◆ **Task goal**: Output the line containing "Output a JSON" and all subsequent lines of the listing below, copied exactly, with no other lines.

◆ **Records provided**:
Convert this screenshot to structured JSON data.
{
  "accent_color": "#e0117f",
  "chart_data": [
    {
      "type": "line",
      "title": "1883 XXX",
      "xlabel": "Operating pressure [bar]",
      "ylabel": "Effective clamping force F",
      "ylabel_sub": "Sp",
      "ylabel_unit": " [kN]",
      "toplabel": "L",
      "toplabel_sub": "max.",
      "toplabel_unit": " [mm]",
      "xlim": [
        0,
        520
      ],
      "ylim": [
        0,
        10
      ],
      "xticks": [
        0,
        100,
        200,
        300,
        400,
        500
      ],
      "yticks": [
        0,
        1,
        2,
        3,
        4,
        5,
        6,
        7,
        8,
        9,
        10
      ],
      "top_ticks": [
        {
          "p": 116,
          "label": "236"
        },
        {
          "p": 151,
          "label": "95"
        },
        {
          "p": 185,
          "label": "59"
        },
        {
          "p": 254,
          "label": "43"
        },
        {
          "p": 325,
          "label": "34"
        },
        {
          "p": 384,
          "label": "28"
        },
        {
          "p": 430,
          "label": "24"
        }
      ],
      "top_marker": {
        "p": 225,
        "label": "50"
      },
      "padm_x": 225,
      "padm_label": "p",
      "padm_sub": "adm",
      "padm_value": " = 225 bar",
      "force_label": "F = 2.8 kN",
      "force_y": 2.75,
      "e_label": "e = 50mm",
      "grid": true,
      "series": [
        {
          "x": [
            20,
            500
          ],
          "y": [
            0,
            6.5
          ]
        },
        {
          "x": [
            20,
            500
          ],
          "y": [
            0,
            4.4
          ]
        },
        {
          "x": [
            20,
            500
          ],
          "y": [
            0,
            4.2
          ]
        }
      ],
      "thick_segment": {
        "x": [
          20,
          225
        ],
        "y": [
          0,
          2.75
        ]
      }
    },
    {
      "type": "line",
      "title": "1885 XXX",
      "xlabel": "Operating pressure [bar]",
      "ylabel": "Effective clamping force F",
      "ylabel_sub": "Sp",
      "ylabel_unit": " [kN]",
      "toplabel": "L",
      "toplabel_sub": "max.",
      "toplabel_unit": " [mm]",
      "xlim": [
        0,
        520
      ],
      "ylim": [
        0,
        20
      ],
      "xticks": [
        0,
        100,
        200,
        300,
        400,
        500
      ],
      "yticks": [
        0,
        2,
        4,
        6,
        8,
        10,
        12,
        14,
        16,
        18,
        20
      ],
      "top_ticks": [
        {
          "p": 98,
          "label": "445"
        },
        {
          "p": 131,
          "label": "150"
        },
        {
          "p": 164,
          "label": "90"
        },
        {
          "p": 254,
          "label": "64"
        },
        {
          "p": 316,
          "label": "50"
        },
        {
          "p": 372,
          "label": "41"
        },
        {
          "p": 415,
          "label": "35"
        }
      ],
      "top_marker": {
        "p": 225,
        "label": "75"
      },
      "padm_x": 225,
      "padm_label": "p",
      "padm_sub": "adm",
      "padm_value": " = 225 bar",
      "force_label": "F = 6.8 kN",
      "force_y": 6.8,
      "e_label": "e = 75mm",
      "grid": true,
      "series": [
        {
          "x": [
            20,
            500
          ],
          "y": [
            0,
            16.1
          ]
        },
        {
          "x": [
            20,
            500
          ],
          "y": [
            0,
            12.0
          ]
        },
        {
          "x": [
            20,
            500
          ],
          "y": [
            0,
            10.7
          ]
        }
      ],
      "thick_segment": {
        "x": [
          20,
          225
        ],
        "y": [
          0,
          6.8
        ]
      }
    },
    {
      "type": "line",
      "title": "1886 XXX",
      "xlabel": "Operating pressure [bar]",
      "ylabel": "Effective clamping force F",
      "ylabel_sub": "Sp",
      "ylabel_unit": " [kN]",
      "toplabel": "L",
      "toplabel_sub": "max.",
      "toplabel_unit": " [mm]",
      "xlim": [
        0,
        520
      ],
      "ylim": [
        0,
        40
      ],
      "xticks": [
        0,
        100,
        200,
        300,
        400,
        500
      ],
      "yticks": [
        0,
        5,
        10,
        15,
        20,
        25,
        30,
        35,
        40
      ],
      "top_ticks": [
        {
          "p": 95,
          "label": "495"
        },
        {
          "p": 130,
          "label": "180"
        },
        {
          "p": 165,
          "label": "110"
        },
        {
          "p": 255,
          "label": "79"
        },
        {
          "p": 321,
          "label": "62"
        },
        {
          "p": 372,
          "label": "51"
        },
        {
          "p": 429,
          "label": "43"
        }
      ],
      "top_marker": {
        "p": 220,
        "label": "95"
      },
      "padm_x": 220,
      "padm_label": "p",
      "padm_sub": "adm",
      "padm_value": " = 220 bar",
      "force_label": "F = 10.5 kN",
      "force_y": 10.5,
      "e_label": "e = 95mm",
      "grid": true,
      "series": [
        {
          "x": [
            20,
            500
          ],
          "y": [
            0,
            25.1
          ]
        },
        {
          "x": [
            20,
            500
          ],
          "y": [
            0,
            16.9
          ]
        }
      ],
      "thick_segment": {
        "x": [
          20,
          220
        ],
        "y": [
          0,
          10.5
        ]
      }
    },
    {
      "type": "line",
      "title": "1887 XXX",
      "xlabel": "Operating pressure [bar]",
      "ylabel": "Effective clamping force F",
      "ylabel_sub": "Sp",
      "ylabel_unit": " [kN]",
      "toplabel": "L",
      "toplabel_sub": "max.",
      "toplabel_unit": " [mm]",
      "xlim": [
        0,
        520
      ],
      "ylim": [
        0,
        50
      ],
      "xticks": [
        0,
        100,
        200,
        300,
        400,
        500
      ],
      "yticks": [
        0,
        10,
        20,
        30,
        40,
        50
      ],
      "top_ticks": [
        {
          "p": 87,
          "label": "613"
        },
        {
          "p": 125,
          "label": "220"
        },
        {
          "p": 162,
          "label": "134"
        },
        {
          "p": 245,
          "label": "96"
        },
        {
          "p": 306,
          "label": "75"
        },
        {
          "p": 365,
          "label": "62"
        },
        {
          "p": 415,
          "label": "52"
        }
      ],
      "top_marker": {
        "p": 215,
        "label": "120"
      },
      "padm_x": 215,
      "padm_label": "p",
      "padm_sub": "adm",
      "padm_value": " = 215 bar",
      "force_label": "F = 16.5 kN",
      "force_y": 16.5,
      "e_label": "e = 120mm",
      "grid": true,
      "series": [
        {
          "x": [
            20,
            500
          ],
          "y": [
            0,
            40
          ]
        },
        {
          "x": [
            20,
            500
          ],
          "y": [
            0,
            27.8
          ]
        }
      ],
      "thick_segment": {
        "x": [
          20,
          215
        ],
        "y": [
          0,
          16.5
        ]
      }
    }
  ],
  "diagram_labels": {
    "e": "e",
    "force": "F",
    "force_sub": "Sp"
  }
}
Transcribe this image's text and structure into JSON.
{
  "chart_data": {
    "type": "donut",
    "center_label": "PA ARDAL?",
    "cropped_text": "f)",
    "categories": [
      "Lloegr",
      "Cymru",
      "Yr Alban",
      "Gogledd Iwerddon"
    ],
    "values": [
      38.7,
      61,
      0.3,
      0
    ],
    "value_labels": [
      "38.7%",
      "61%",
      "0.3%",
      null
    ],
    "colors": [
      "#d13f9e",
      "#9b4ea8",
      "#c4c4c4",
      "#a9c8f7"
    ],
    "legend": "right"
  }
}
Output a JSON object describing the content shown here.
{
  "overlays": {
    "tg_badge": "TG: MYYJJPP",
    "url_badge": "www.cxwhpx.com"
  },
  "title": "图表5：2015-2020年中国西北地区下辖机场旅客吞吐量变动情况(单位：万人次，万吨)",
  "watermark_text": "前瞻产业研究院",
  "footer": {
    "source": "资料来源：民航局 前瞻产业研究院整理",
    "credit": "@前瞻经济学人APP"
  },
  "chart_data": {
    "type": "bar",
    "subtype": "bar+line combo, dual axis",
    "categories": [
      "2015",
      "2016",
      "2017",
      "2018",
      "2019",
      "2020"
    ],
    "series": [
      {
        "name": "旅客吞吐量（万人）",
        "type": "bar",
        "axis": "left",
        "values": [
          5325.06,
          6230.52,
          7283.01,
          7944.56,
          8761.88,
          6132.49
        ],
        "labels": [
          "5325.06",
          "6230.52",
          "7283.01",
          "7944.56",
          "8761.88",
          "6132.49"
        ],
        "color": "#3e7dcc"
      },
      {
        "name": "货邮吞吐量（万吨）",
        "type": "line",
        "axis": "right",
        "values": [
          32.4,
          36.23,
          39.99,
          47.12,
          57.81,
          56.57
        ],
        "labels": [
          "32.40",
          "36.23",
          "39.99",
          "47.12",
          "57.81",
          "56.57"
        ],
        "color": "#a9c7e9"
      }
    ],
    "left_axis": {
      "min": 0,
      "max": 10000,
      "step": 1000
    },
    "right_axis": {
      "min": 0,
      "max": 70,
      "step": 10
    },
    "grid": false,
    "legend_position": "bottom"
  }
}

◆ **Task result**:
Output a JSON object describing the content shown here.
{
  "overlays": {
    "tg_badge": "TG: MYYJJPP",
    "url_badge": "www.cxwhpx.com"
  },
  "title": "图表5：2015-2020年中国西北地区下辖机场旅客吞吐量变动情况(单位：万人次，万吨)",
  "watermark_text": "前瞻产业研究院",
  "footer": {
    "source": "资料来源：民航局 前瞻产业研究院整理",
    "credit": "@前瞻经济学人APP"
  },
  "chart_data": {
    "type": "bar",
    "subtype": "bar+line combo, dual axis",
    "categories": [
      "2015",
      "2016",
      "2017",
      "2018",
      "2019",
      "2020"
    ],
    "series": [
      {
        "name": "旅客吞吐量（万人）",
        "type": "bar",
        "axis": "left",
        "values": [
          5325.06,
          6230.52,
          7283.01,
          7944.56,
          8761.88,
          6132.49
        ],
        "labels": [
          "5325.06",
          "6230.52",
          "7283.01",
          "7944.56",
          "8761.88",
          "6132.49"
        ],
        "color": "#3e7dcc"
      },
      {
        "name": "货邮吞吐量（万吨）",
        "type": "line",
        "axis": "right",
        "values": [
          32.4,
          36.23,
          39.99,
          47.12,
          57.81,
          56.57
        ],
        "labels": [
          "32.40",
          "36.23",
          "39.99",
          "47.12",
          "57.81",
          "56.57"
        ],
        "color": "#a9c7e9"
      }
    ],
    "left_axis": {
      "min": 0,
      "max": 10000,
      "step": 1000
    },
    "right_axis": {
      "min": 0,
      "max": 70,
      "step": 10
    },
    "grid": false,
    "legend_position": "bottom"
  }
}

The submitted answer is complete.